▶ [DIRECTIVE]:
Report each line of the data that includes the word "propositions".

Stored records
:::::

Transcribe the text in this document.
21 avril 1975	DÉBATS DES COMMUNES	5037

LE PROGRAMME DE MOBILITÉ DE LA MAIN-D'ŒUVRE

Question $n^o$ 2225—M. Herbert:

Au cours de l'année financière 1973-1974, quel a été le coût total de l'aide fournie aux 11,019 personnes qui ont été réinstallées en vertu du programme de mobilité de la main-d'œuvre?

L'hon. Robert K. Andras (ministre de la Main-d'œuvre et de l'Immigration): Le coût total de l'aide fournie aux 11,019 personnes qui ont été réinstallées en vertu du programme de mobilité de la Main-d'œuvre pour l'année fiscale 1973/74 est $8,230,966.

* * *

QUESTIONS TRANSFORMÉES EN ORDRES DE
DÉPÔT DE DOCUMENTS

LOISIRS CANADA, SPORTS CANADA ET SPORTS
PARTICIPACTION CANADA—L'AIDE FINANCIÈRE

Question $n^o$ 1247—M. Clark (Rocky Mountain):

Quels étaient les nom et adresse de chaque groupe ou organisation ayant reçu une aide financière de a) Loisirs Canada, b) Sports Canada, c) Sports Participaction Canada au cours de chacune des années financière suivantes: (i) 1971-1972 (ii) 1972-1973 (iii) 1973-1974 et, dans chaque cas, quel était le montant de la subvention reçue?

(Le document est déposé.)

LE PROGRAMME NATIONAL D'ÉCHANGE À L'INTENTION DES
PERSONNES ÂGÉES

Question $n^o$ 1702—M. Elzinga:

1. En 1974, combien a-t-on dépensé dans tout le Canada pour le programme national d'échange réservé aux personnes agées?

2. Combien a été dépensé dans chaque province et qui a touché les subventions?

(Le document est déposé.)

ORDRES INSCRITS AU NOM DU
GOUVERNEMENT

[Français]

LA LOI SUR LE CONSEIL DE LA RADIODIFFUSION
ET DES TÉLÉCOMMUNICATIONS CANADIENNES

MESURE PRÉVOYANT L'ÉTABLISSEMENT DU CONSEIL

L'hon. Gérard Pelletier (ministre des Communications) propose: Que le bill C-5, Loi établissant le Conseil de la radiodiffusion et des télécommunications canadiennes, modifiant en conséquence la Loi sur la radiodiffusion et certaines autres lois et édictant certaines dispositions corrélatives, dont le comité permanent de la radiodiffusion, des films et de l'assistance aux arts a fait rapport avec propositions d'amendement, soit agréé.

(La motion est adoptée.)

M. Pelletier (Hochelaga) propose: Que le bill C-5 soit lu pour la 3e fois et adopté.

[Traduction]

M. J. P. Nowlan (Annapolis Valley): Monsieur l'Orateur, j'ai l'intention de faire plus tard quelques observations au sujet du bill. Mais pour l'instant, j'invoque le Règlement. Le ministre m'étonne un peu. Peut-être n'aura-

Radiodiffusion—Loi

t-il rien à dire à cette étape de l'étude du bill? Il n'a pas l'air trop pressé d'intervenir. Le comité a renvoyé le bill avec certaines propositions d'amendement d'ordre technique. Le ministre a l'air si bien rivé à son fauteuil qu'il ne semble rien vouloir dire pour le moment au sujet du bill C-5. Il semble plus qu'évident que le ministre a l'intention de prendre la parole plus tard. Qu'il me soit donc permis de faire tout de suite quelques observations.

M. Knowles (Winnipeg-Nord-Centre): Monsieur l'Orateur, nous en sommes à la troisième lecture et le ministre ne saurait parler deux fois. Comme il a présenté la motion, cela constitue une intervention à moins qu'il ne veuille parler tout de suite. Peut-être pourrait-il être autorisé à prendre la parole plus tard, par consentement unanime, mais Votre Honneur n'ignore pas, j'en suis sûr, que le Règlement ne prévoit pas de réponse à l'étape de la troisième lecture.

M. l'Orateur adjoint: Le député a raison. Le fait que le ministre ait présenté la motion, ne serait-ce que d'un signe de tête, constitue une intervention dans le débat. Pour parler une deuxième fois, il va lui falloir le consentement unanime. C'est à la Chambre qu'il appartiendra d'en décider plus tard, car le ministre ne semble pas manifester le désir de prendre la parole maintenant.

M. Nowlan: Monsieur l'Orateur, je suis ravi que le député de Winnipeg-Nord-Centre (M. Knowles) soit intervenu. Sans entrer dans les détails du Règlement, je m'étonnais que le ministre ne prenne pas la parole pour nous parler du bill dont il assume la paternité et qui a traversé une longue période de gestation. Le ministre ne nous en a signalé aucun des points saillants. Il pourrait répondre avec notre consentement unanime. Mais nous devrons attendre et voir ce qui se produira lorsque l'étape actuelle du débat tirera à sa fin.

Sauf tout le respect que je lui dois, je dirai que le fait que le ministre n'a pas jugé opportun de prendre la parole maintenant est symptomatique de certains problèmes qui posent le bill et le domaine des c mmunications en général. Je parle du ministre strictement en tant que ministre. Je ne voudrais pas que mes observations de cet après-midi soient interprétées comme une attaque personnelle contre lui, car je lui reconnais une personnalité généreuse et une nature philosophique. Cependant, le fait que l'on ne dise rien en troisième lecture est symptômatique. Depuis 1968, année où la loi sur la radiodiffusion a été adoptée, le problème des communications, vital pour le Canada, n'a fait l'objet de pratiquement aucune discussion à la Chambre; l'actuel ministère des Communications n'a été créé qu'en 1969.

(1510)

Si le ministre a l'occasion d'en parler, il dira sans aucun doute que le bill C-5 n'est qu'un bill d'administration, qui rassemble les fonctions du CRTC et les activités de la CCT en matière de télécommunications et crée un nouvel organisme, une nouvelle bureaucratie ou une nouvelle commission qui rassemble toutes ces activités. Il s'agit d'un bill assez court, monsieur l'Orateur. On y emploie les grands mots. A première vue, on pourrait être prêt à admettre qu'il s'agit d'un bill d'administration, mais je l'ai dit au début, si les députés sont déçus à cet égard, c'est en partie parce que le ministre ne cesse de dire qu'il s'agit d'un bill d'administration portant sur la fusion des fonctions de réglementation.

:::::

▶ [SOLUTION TO THE PROBLEM]:
L'hon. Gérard Pelletier (ministre des Communications) propose: Que le bill C-5, Loi établissant le Conseil de la radiodiffusion et des télécommunications canadiennes, modifiant en conséquence la Loi sur la radiodiffusion et certaines autres lois et édictant certaines dispositions corrélatives, dont le comité permanent de la radiodiffusion, des films et de l'assistance aux arts a fait rapport avec propositions d'amendement, soit agréé.
t-il rien à dire à cette étape de l'étude du bill? Il n'a pas l'air trop pressé d'intervenir. Le comité a renvoyé le bill avec certaines propositions d'amendement d'ordre technique. Le ministre a l'air si bien rivé à son fauteuil qu'il ne semble rien vouloir dire pour le moment au sujet du bill C-5. Il semble plus qu'évident que le ministre a l'intention de prendre la parole plus tard. Qu'il me soit donc permis de faire tout de suite quelques observations.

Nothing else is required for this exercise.